→ Challenge
Which lines hold the word "BANSAL"? Copy each of them from the material.

→ Provided records
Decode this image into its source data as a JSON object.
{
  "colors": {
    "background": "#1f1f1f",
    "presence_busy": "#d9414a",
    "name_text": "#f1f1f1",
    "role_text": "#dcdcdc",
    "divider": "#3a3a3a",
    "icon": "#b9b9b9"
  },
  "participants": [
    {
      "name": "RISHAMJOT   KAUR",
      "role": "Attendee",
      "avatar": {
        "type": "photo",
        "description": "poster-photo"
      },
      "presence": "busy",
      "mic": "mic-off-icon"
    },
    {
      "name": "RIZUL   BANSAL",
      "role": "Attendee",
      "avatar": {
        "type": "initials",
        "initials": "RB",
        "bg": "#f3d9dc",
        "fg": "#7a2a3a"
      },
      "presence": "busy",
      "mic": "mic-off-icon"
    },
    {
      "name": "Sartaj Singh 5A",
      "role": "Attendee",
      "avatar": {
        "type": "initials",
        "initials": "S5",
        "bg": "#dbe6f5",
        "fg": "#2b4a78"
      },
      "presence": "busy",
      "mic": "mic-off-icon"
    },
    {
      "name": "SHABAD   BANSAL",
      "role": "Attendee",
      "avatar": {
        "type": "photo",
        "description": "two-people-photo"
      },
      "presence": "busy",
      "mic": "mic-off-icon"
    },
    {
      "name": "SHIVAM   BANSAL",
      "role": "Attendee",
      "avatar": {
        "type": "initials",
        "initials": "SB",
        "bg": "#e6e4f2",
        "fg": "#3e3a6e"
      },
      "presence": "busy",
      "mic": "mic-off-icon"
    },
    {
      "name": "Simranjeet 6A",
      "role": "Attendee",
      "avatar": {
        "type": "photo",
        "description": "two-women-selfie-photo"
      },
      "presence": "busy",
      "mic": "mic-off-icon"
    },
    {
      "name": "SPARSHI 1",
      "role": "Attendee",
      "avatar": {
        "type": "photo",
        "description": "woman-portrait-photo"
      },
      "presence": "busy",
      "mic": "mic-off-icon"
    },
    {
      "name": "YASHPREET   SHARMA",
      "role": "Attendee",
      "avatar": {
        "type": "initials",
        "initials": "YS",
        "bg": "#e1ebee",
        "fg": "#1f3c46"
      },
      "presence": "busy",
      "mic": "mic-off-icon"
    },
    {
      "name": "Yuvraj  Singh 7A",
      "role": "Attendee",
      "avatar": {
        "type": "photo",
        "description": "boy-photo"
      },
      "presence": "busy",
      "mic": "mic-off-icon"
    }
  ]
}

→ Answer to this exercise
      "name": "RIZUL   BANSAL",
      "name": "SHABAD   BANSAL",
      "name": "SHIVAM   BANSAL",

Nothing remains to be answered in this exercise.